→ PROBLEM REQUIREMENTS
Return the listing word for word, as given.

____

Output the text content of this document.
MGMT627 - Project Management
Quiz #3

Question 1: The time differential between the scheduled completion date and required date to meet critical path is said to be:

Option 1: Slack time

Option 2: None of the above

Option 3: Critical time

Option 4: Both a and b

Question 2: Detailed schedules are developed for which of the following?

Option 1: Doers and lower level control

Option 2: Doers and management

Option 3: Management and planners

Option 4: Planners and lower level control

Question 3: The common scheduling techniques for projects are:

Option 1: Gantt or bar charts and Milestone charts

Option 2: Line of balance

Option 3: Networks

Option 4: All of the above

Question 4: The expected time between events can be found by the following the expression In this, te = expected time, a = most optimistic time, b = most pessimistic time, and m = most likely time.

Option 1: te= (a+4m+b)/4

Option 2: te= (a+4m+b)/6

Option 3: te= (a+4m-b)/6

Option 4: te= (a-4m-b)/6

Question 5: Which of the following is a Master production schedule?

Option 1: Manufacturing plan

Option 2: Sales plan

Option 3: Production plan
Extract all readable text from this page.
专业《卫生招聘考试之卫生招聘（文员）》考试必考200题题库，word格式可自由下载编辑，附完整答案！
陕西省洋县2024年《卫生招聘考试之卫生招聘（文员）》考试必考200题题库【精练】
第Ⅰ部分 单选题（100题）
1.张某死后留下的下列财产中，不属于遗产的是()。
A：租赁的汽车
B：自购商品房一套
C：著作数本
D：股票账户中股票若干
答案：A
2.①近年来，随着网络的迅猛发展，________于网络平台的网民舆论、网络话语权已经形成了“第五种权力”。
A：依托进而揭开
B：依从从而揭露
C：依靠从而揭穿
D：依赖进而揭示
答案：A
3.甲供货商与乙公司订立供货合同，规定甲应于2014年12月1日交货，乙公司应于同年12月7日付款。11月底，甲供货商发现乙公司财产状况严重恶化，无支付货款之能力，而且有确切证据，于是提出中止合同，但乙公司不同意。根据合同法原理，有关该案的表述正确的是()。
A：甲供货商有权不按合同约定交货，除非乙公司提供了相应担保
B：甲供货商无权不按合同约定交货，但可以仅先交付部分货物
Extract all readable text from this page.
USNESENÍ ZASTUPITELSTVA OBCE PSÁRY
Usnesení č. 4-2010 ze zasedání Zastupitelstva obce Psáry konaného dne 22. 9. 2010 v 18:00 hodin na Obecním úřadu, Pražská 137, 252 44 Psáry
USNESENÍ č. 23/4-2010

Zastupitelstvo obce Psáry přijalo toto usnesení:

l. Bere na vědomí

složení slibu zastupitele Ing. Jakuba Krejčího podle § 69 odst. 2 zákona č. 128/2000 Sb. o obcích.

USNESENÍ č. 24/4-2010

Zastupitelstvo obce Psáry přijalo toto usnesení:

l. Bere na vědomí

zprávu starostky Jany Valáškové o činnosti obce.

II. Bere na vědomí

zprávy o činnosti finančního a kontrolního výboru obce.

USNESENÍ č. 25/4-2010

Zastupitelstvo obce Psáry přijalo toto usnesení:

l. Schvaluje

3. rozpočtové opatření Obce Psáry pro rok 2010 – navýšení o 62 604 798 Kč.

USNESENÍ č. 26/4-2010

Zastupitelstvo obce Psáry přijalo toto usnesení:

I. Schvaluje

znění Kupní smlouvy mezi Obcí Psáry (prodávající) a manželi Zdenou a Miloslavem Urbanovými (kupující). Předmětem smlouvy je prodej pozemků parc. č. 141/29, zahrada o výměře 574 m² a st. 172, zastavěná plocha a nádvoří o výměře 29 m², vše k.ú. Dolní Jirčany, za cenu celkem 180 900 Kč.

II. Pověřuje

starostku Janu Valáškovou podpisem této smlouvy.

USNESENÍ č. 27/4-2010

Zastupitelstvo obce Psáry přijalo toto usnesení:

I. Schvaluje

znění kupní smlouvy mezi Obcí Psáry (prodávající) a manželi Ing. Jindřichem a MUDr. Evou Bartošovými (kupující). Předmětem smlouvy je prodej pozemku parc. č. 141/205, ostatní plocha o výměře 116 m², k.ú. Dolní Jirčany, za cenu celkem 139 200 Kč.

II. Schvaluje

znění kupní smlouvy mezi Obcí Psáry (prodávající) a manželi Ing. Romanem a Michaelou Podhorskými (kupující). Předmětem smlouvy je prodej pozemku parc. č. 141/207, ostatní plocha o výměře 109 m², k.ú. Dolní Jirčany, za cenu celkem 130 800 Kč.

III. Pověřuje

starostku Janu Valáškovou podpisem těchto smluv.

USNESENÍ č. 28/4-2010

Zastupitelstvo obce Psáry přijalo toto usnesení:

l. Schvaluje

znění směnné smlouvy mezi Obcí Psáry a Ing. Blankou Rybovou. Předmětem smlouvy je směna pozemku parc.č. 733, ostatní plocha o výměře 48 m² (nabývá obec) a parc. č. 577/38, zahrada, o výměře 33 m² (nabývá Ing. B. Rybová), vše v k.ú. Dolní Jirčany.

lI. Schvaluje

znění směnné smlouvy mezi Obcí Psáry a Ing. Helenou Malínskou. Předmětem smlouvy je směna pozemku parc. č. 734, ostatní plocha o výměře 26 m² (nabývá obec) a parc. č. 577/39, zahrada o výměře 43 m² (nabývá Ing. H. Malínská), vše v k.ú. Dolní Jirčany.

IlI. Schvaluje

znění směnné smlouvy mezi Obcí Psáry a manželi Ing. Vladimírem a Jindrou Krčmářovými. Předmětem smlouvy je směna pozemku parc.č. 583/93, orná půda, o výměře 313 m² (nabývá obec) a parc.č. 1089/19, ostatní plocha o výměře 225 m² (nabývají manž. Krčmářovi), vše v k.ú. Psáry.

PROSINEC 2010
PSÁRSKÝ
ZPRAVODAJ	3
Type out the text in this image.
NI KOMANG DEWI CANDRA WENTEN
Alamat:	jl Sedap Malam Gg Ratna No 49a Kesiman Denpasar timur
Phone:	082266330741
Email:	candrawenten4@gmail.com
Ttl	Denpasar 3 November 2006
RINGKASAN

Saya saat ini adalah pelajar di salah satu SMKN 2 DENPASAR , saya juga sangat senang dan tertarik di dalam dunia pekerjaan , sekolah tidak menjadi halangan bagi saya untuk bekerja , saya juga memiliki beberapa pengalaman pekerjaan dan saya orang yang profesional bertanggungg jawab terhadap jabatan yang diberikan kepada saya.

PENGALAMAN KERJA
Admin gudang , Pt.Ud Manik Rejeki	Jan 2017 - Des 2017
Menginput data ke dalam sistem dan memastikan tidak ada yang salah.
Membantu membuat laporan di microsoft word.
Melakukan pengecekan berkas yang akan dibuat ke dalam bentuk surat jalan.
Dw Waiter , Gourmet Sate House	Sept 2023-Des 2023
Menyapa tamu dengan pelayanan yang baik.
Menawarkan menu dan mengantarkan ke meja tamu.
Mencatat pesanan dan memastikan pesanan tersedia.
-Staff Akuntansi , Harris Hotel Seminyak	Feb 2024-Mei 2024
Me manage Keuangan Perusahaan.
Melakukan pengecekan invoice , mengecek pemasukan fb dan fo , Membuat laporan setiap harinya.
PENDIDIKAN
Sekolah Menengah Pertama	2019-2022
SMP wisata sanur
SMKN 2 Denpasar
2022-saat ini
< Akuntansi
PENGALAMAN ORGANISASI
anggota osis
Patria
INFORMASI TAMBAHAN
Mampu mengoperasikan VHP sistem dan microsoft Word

____

→ REPLY
Output the text content of this document.
MGMT627 - Project Management
Quiz #3

Question 1: The time differential between the scheduled completion date and required date to meet critical path is said to be:

Option 1: Slack time

Option 2: None of the above

Option 3: Critical time

Option 4: Both a and b

Question 2: Detailed schedules are developed for which of the following?

Option 1: Doers and lower level control

Option 2: Doers and management

Option 3: Management and planners

Option 4: Planners and lower level control

Question 3: The common scheduling techniques for projects are:

Option 1: Gantt or bar charts and Milestone charts

Option 2: Line of balance

Option 3: Networks

Option 4: All of the above

Question 4: The expected time between events can be found by the following the expression In this, te = expected time, a = most optimistic time, b = most pessimistic time, and m = most likely time.

Option 1: te= (a+4m+b)/4

Option 2: te= (a+4m+b)/6

Option 3: te= (a+4m-b)/6

Option 4: te= (a-4m-b)/6

Question 5: Which of the following is a Master production schedule?

Option 1: Manufacturing plan

Option 2: Sales plan

Option 3: Production plan
Extract all readable text from this page.
专业《卫生招聘考试之卫生招聘（文员）》考试必考200题题库，word格式可自由下载编辑，附完整答案！
陕西省洋县2024年《卫生招聘考试之卫生招聘（文员）》考试必考200题题库【精练】
第Ⅰ部分 单选题（100题）
1.张某死后留下的下列财产中，不属于遗产的是()。
A：租赁的汽车
B：自购商品房一套
C：著作数本
D：股票账户中股票若干
答案：A
2.①近年来，随着网络的迅猛发展，________于网络平台的网民舆论、网络话语权已经形成了“第五种权力”。
A：依托进而揭开
B：依从从而揭露
C：依靠从而揭穿
D：依赖进而揭示
答案：A
3.甲供货商与乙公司订立供货合同，规定甲应于2014年12月1日交货，乙公司应于同年12月7日付款。11月底，甲供货商发现乙公司财产状况严重恶化，无支付货款之能力，而且有确切证据，于是提出中止合同，但乙公司不同意。根据合同法原理，有关该案的表述正确的是()。
A：甲供货商有权不按合同约定交货，除非乙公司提供了相应担保
B：甲供货商无权不按合同约定交货，但可以仅先交付部分货物
Extract all readable text from this page.
USNESENÍ ZASTUPITELSTVA OBCE PSÁRY
Usnesení č. 4-2010 ze zasedání Zastupitelstva obce Psáry konaného dne 22. 9. 2010 v 18:00 hodin na Obecním úřadu, Pražská 137, 252 44 Psáry
USNESENÍ č. 23/4-2010

Zastupitelstvo obce Psáry přijalo toto usnesení:

l. Bere na vědomí

složení slibu zastupitele Ing. Jakuba Krejčího podle § 69 odst. 2 zákona č. 128/2000 Sb. o obcích.

USNESENÍ č. 24/4-2010

Zastupitelstvo obce Psáry přijalo toto usnesení:

l. Bere na vědomí

zprávu starostky Jany Valáškové o činnosti obce.

II. Bere na vědomí

zprávy o činnosti finančního a kontrolního výboru obce.

USNESENÍ č. 25/4-2010

Zastupitelstvo obce Psáry přijalo toto usnesení:

l. Schvaluje

3. rozpočtové opatření Obce Psáry pro rok 2010 – navýšení o 62 604 798 Kč.

USNESENÍ č. 26/4-2010

Zastupitelstvo obce Psáry přijalo toto usnesení:

I. Schvaluje

znění Kupní smlouvy mezi Obcí Psáry (prodávající) a manželi Zdenou a Miloslavem Urbanovými (kupující). Předmětem smlouvy je prodej pozemků parc. č. 141/29, zahrada o výměře 574 m² a st. 172, zastavěná plocha a nádvoří o výměře 29 m², vše k.ú. Dolní Jirčany, za cenu celkem 180 900 Kč.

II. Pověřuje

starostku Janu Valáškovou podpisem této smlouvy.

USNESENÍ č. 27/4-2010

Zastupitelstvo obce Psáry přijalo toto usnesení:

I. Schvaluje

znění kupní smlouvy mezi Obcí Psáry (prodávající) a manželi Ing. Jindřichem a MUDr. Evou Bartošovými (kupující). Předmětem smlouvy je prodej pozemku parc. č. 141/205, ostatní plocha o výměře 116 m², k.ú. Dolní Jirčany, za cenu celkem 139 200 Kč.

II. Schvaluje

znění kupní smlouvy mezi Obcí Psáry (prodávající) a manželi Ing. Romanem a Michaelou Podhorskými (kupující). Předmětem smlouvy je prodej pozemku parc. č. 141/207, ostatní plocha o výměře 109 m², k.ú. Dolní Jirčany, za cenu celkem 130 800 Kč.

III. Pověřuje

starostku Janu Valáškovou podpisem těchto smluv.

USNESENÍ č. 28/4-2010

Zastupitelstvo obce Psáry přijalo toto usnesení:

l. Schvaluje

znění směnné smlouvy mezi Obcí Psáry a Ing. Blankou Rybovou. Předmětem smlouvy je směna pozemku parc.č. 733, ostatní plocha o výměře 48 m² (nabývá obec) a parc. č. 577/38, zahrada, o výměře 33 m² (nabývá Ing. B. Rybová), vše v k.ú. Dolní Jirčany.

lI. Schvaluje

znění směnné smlouvy mezi Obcí Psáry a Ing. Helenou Malínskou. Předmětem smlouvy je směna pozemku parc. č. 734, ostatní plocha o výměře 26 m² (nabývá obec) a parc. č. 577/39, zahrada o výměře 43 m² (nabývá Ing. H. Malínská), vše v k.ú. Dolní Jirčany.

IlI. Schvaluje

znění směnné smlouvy mezi Obcí Psáry a manželi Ing. Vladimírem a Jindrou Krčmářovými. Předmětem smlouvy je směna pozemku parc.č. 583/93, orná půda, o výměře 313 m² (nabývá obec) a parc.č. 1089/19, ostatní plocha o výměře 225 m² (nabývají manž. Krčmářovi), vše v k.ú. Psáry.

PROSINEC 2010
PSÁRSKÝ
ZPRAVODAJ	3
Type out the text in this image.
NI KOMANG DEWI CANDRA WENTEN
Alamat:	jl Sedap Malam Gg Ratna No 49a Kesiman Denpasar timur
Phone:	082266330741
Email:	candrawenten4@gmail.com
Ttl	Denpasar 3 November 2006
RINGKASAN

Saya saat ini adalah pelajar di salah satu SMKN 2 DENPASAR , saya juga sangat senang dan tertarik di dalam dunia pekerjaan , sekolah tidak menjadi halangan bagi saya untuk bekerja , saya juga memiliki beberapa pengalaman pekerjaan dan saya orang yang profesional bertanggungg jawab terhadap jabatan yang diberikan kepada saya.

PENGALAMAN KERJA
Admin gudang , Pt.Ud Manik Rejeki	Jan 2017 - Des 2017
Menginput data ke dalam sistem dan memastikan tidak ada yang salah.
Membantu membuat laporan di microsoft word.
Melakukan pengecekan berkas yang akan dibuat ke dalam bentuk surat jalan.
Dw Waiter , Gourmet Sate House	Sept 2023-Des 2023
Menyapa tamu dengan pelayanan yang baik.
Menawarkan menu dan mengantarkan ke meja tamu.
Mencatat pesanan dan memastikan pesanan tersedia.
-Staff Akuntansi , Harris Hotel Seminyak	Feb 2024-Mei 2024
Me manage Keuangan Perusahaan.
Melakukan pengecekan invoice , mengecek pemasukan fb dan fo , Membuat laporan setiap harinya.
PENDIDIKAN
Sekolah Menengah Pertama	2019-2022
SMP wisata sanur
SMKN 2 Denpasar
2022-saat ini
< Akuntansi
PENGALAMAN ORGANISASI
anggota osis
Patria
INFORMASI TAMBAHAN
Mampu mengoperasikan VHP sistem dan microsoft Word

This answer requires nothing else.